Excerpted text:

Wednesday, June 17, 2015

Garden Vegetable Herb Bake

I get so spoiled during the summer by the availability of yummy vegetables and easy meals right out the back door!

4 tomatoes thinly sliced 
2 zucchini thinly sliced
2-3 yellow squash thinly sliced
1 sweet onion thinly sliced
1 tbsp olive oil
2 tbsp fresh oregano
2 tbsp fresh basil
3 fresh garlic cloves minced finely 
1/4 cup freshly shredded mozzarella cheese
Himalayn salt to taste

Layer 1/2 tomatoes, zucchini, squash and onions. Top with 1/2 the oregano, 1/2 the minced garlic and 1/2 the olive oil. Season with salt. Later the remaining vegetables and top with garlic, oregano and oil. Cover and bake at 375 for about 45 minutes. Top with cheese and bake additional 5 minutes. Serve with fresh basil

Homemade Sriracha

I got this recipe from a dear friend and have adjusted to my preferences. It makes a good bit and you can save for later use by canning, but if your like me, I put sriracha on anything and just store in a large container in the fridge. 

1 1/4 cups peeled garlic cloves
1 lb of red jalapeƱos. Sliced and most seeds removed. Leave more for more spice.

Short problem 1:
In the recipe post, how long is the vegetable bake covered and baked before the cheese is added?
Short problem 2:
Write the next part of the recipe post, picking up after its last line.

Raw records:
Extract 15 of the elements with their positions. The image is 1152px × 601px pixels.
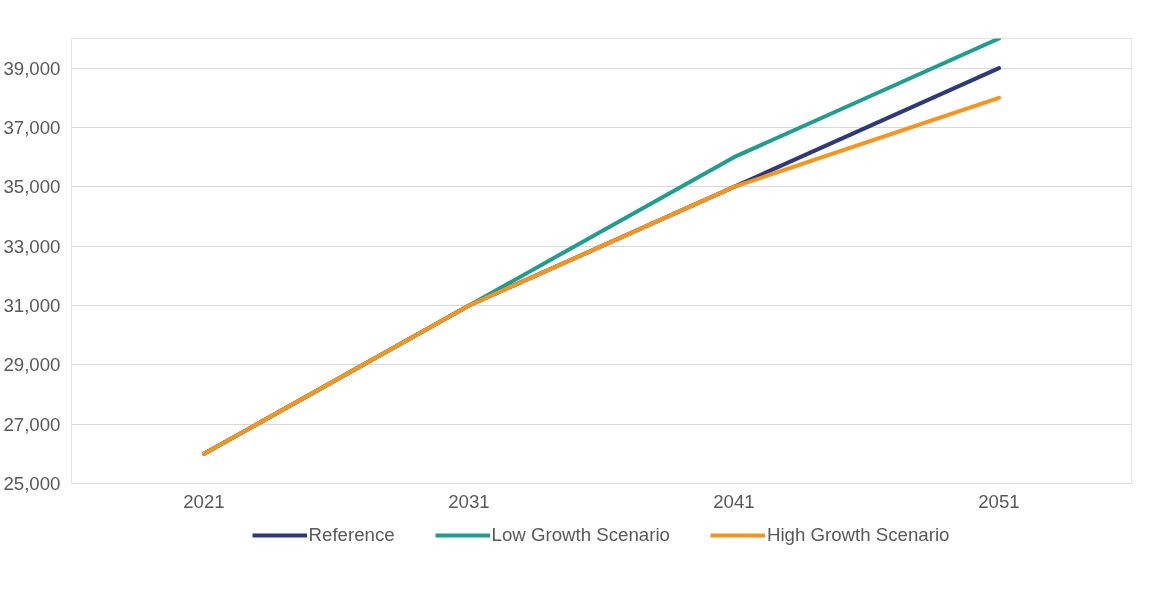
x-tick-label: 2041	[713, 490, 755, 512]
legend-label: Reference	[308, 524, 395, 546]
y-tick-label: 39,000	[3, 57, 61, 79]
legend-label: Low Growth Scenario	[491, 524, 670, 546]
y-tick-label: 35,000	[3, 176, 61, 198]
x-tick-label: 2031	[448, 490, 490, 512]
y-tick-label: 29,000	[3, 354, 61, 376]
y-tick-label: 27,000	[3, 413, 61, 435]
x-tick-label: 2021	[183, 490, 225, 512]
x-tick-label: 2051	[978, 490, 1020, 512]
legend-label: High Growth Scenario	[766, 524, 950, 546]
y-tick-label: 31,000	[3, 295, 61, 316]
y-tick-label: 33,000	[3, 235, 61, 257]
y-tick-label: 37,000	[3, 117, 61, 138]
y-tick-label: 25,000	[3, 473, 61, 494]
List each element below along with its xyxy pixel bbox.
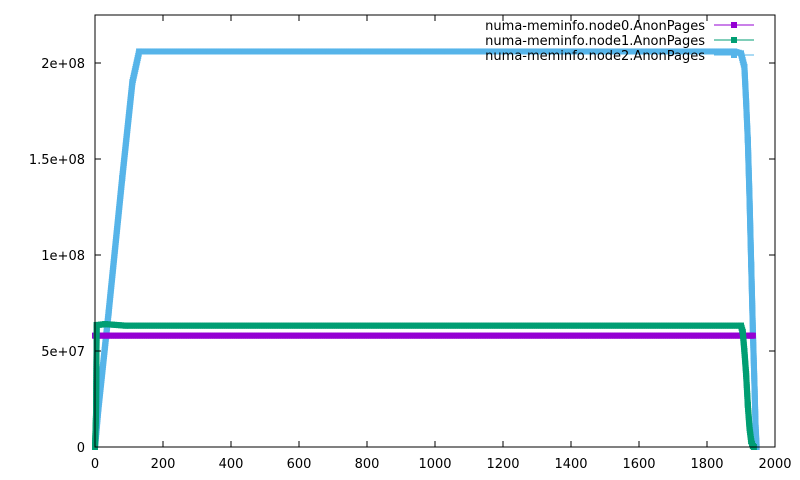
data-point: [749, 332, 756, 339]
y-tick-label: 1e+08: [41, 249, 85, 264]
series-1: [92, 321, 757, 450]
x-tick-label: 1000: [418, 457, 451, 472]
x-tick-label: 600: [287, 457, 312, 472]
x-tick-labels: 0 200 400 600 800 1000 1200 1400 1600 1800 2000: [91, 457, 792, 472]
plot-frame: [94, 14, 776, 448]
x-tick-label: 1800: [690, 457, 723, 472]
x-tick-label: 200: [151, 457, 176, 472]
legend-marker: [731, 52, 737, 58]
y-tick-label: 5e+07: [41, 345, 85, 360]
x-tick-label: 2000: [758, 457, 791, 472]
legend-label: numa-meminfo.node2.AnonPages: [485, 49, 705, 64]
legend-marker: [731, 22, 737, 28]
legend-label: numa-meminfo.node0.AnonPages: [485, 19, 705, 34]
x-tick-label: 1600: [622, 457, 655, 472]
x-tick-label: 1400: [554, 457, 587, 472]
series-0: [92, 332, 756, 339]
series-line: [94, 50, 758, 448]
tick-marks: [94, 15, 776, 448]
x-tick-label: 1200: [486, 457, 519, 472]
legend-label: numa-meminfo.node1.AnonPages: [485, 34, 705, 49]
y-tick-label: 0: [77, 441, 85, 456]
x-tick-label: 800: [355, 457, 380, 472]
x-tick-label: 0: [91, 457, 99, 472]
y-tick-label: 1.5e+08: [29, 153, 85, 168]
x-tick-label: 400: [219, 457, 244, 472]
plot-series: [92, 48, 760, 450]
legend-marker: [731, 37, 737, 43]
legend: numa-meminfo.node0.AnonPagesnuma-meminfo…: [485, 19, 754, 64]
y-tick-labels: 0 5e+07 1e+08 1.5e+08 2e+08: [29, 57, 85, 456]
series-2: [92, 48, 760, 450]
y-tick-label: 2e+08: [41, 57, 85, 72]
series-line: [94, 323, 755, 448]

Task result 1:
About 45 minutes, at 375.

Task result 2:
2 1/4 cup rice wine vinegar 
1/4 cup local honey
2 tbsp Himalayan salt
2 tbsp fish sauce

Place all but fish sauce in a large pan and bring to a simmer till mostly cooked together. About a hour. Add fish sauce and use an immersion mixer to get a finer consistency. Store in fridge. 

Monday, May 18, 2015

Whipped Coconut Cream

YES! This is every bit as yummy as whipping cream but absolutely not the same to your bottom. 

1 can organic coconut milk
3-4 tbsp stevia in the raw or sugar. Use your preference. Stevia just keeps it very low calorie. 
1 1/2 tsp pure vanilla extract

Allow the can of coconut milk to refrigerate for 24 hours. When you open, the top with be hard and separated from the water at bottom. With a spatula, take hardened layer out and place in your bowl. Leave the water for later use in a yummy smoothie. Add stevia and vanilla and whip just like you would heavy whipping cream on a high speed. ENJOY!

Friday, May 8, 2015

Strawberry Muffins

When strawberries are in season, it makes it hard to EVER purchase grocery store berries again. They are like candy. No added sugar of course.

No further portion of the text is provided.